--- Start of Records supplied ---

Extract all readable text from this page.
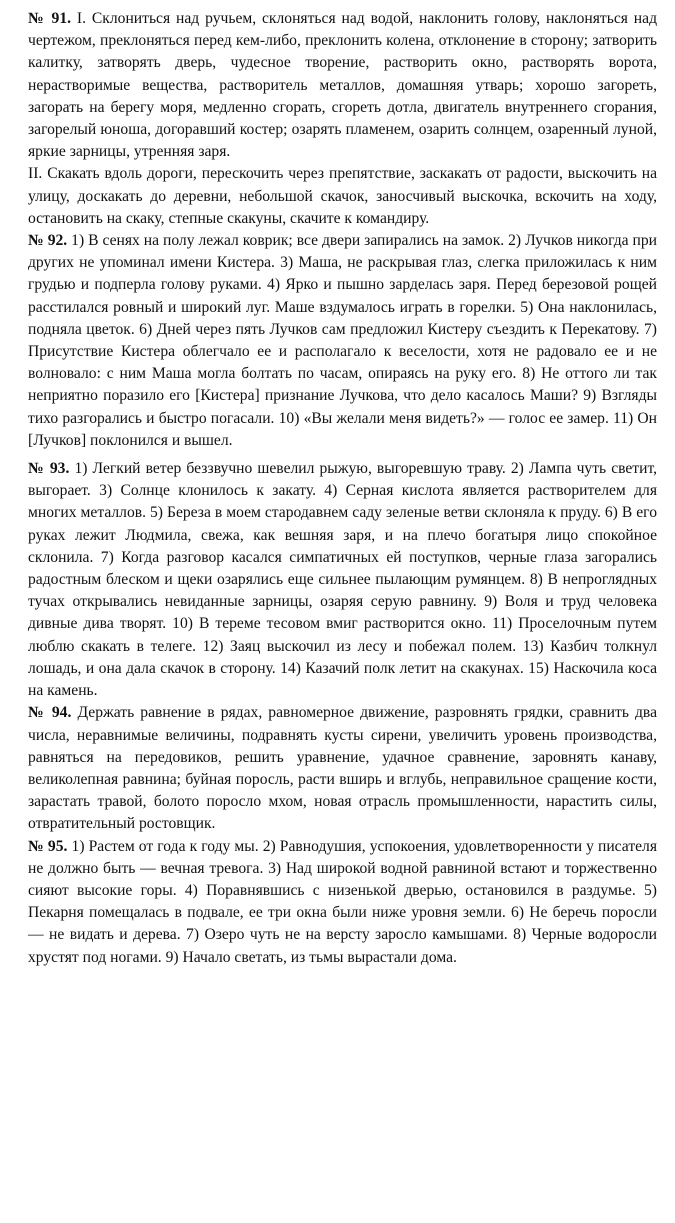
№ 91. I. Склониться над ручьем, склоняться над водой, наклонить голову, наклоняться над чертежом, преклоняться перед кем-либо, преклонить колена, отклонение в сторону; затворить калитку, затворять дверь, чудесное творение, растворить окно, растворять ворота, нерастворимые вещества, растворитель металлов, домашняя утварь; хорошо загореть, загорать на берегу моря, медленно сгорать, сгореть дотла, двигатель внутреннего сгорания, загорелый юноша, догоравший костер; озарять пламенем, озарить солнцем, озаренный луной, яркие зарницы, утренняя заря.

II. Скакать вдоль дороги, перескочить через препятствие, заскакать от радости, выскочить на улицу, доскакать до деревни, небольшой скачок, заносчивый выскочка, вскочить на ходу, остановить на скаку, степные скакуны, скачите к командиру.

№ 92. 1) В сенях на полу лежал коврик; все двери запирались на замок. 2) Лучков никогда при других не упоминал имени Кистера. 3) Маша, не раскрывая глаз, слегка приложилась к ним грудью и подперла голову руками. 4) Ярко и пышно зарделась заря. Перед березовой рощей расстилался ровный и широкий луг. Маше вздумалось играть в горелки. 5) Она наклонилась, подняла цветок. 6) Дней через пять Лучков сам предложил Кистеру съездить к Перекатову. 7) Присутствие Кистера облегчало ее и располагало к веселости, хотя не радовало ее и не волновало: с ним Маша могла болтать по часам, опираясь на руку его. 8) Не оттого ли так неприятно поразило его [Кистера] признание Лучкова, что дело касалось Маши? 9) Взгляды тихо разгорались и быстро погасали. 10) «Вы желали меня видеть?» — голос ее замер. 11) Он [Лучков] поклонился и вышел.

№ 93. 1) Легкий ветер беззвучно шевелил рыжую, выгоревшую траву. 2) Лампа чуть светит, выгорает. 3) Солнце клонилось к закату. 4) Серная кислота является растворителем для многих металлов. 5) Береза в моем стародавнем саду зеленые ветви склоняла к пруду. 6) В его руках лежит Людмила, свежа, как вешняя заря, и на плечо богатыря лицо спокойное склонила. 7) Когда разговор касался симпатичных ей поступков, черные глаза загорались радостным блеском и щеки озарялись еще сильнее пылающим румянцем. 8) В непроглядных тучах открывались невиданные зарницы, озаряя серую равнину. 9) Воля и труд человека дивные дива творят. 10) В тереме тесовом вмиг растворится окно. 11) Проселочным путем люблю скакать в телеге. 12) Заяц выскочил из лесу и побежал полем. 13) Казбич толкнул лошадь, и она дала скачок в сторону. 14) Казачий полк летит на скакунах. 15) Наскочила коса на камень.

№ 94. Держать равнение в рядах, равномерное движение, разровнять грядки, сравнить два числа, неравнимые величины, подравнять кусты сирени, увеличить уровень производства, равняться на передовиков, решить уравнение, удачное сравнение, заровнять канаву, великолепная равнина; буйная поросль, расти вширь и вглубь, неправильное сращение кости, зарастать травой, болото поросло мхом, новая отрасль промышленности, нарастить силы, отвратительный ростовщик.

№ 95. 1) Растем от года к году мы. 2) Равнодушия, успокоения, удовлетворенности у писателя не должно быть — вечная тревога. 3) Над широкой водной равниной встают и торжественно сияют высокие горы. 4) Поравнявшись с низенькой дверью, остановился в раздумье. 5) Пекарня помещалась в подвале, ее три окна были ниже уровня земли. 6) Не беречь поросли — не видать и дерева. 7) Озеро чуть не на версту заросло камышами. 8) Черные водоросли хрустят под ногами. 9) Начало светать, из тьмы вырастали дома.
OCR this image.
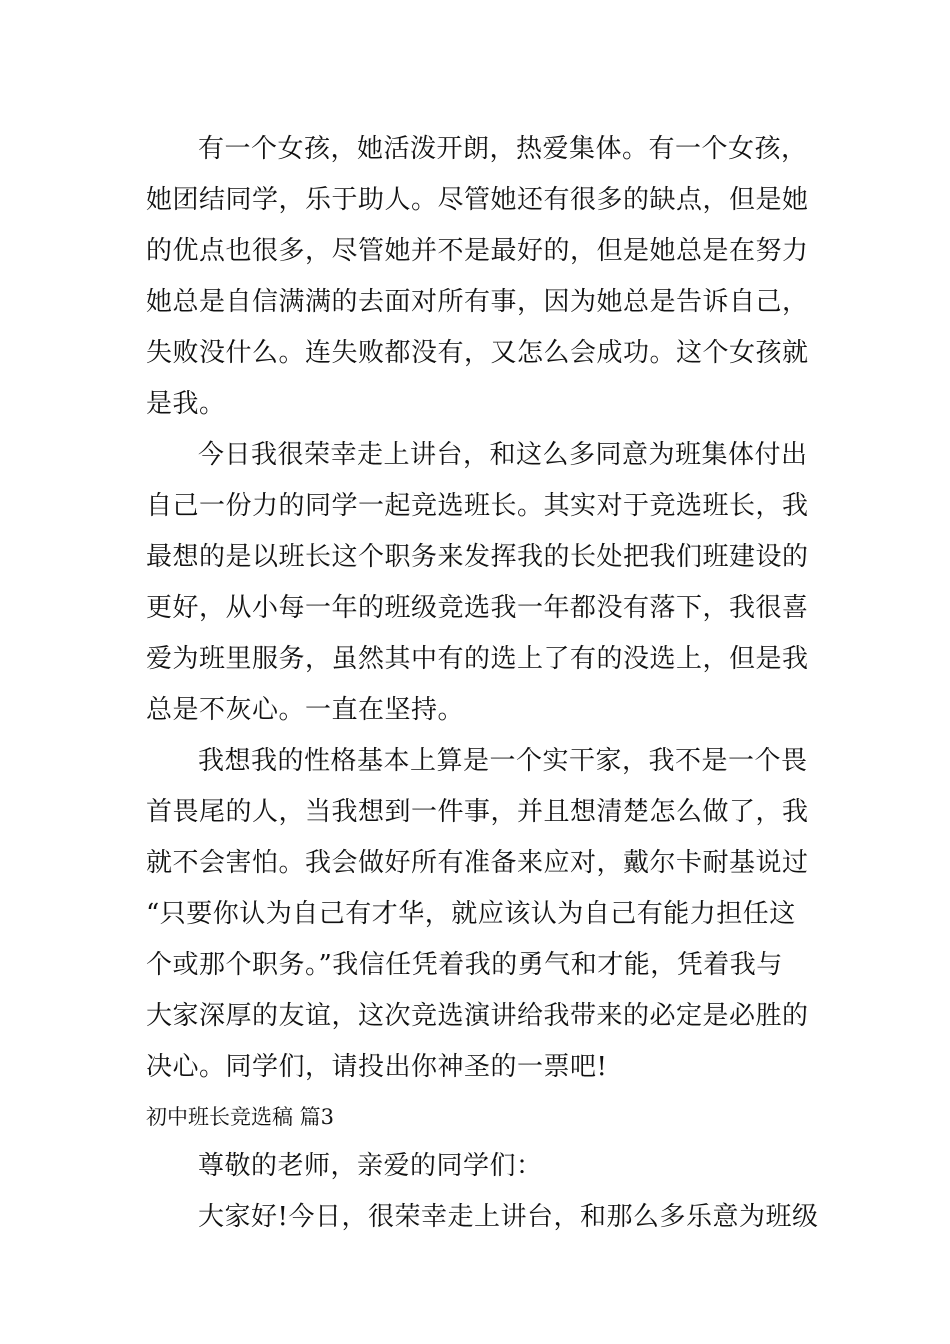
有一个女孩，她活泼开朗，热爱集体。有一个女孩，
她团结同学，乐于助人。尽管她还有很多的缺点，但是她
的优点也很多，尽管她并不是最好的，但是她总是在努力
她总是自信满满的去面对所有事，因为她总是告诉自己，
失败没什么。连失败都没有，又怎么会成功。这个女孩就
是我。
今日我很荣幸走上讲台，和这么多同意为班集体付出
自己一份力的同学一起竞选班长。其实对于竞选班长，我
最想的是以班长这个职务来发挥我的长处把我们班建设的
更好，从小每一年的班级竞选我一年都没有落下，我很喜
爱为班里服务，虽然其中有的选上了有的没选上，但是我
总是不灰心。一直在坚持。
我想我的性格基本上算是一个实干家，我不是一个畏
首畏尾的人，当我想到一件事，并且想清楚怎么做了，我
就不会害怕。我会做好所有准备来应对，戴尔卡耐基说过
“只要你认为自己有才华，就应该认为自己有能力担任这
个或那个职务。”我信任凭着我的勇气和才能，凭着我与
大家深厚的友谊，这次竞选演讲给我带来的必定是必胜的
决心。同学们，请投出你神圣的一票吧!
初中班长竞选稿 篇3
尊敬的老师，亲爱的同学们：
大家好!今日，很荣幸走上讲台，和那么多乐意为班级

--- End of Records supplied ---

### Short task:
Reproduce word for word only the lines between the line containing "OCR this image." and the end of the listing above, both included, and drop any pictures.

### Finished task:
OCR this image.
有一个女孩，她活泼开朗，热爱集体。有一个女孩，
她团结同学，乐于助人。尽管她还有很多的缺点，但是她
的优点也很多，尽管她并不是最好的，但是她总是在努力
她总是自信满满的去面对所有事，因为她总是告诉自己，
失败没什么。连失败都没有，又怎么会成功。这个女孩就
是我。
今日我很荣幸走上讲台，和这么多同意为班集体付出
自己一份力的同学一起竞选班长。其实对于竞选班长，我
最想的是以班长这个职务来发挥我的长处把我们班建设的
更好，从小每一年的班级竞选我一年都没有落下，我很喜
爱为班里服务，虽然其中有的选上了有的没选上，但是我
总是不灰心。一直在坚持。
我想我的性格基本上算是一个实干家，我不是一个畏
首畏尾的人，当我想到一件事，并且想清楚怎么做了，我
就不会害怕。我会做好所有准备来应对，戴尔卡耐基说过
“只要你认为自己有才华，就应该认为自己有能力担任这
个或那个职务。”我信任凭着我的勇气和才能，凭着我与
大家深厚的友谊，这次竞选演讲给我带来的必定是必胜的
决心。同学们，请投出你神圣的一票吧!
初中班长竞选稿 篇3
尊敬的老师，亲爱的同学们：
大家好!今日，很荣幸走上讲台，和那么多乐意为班级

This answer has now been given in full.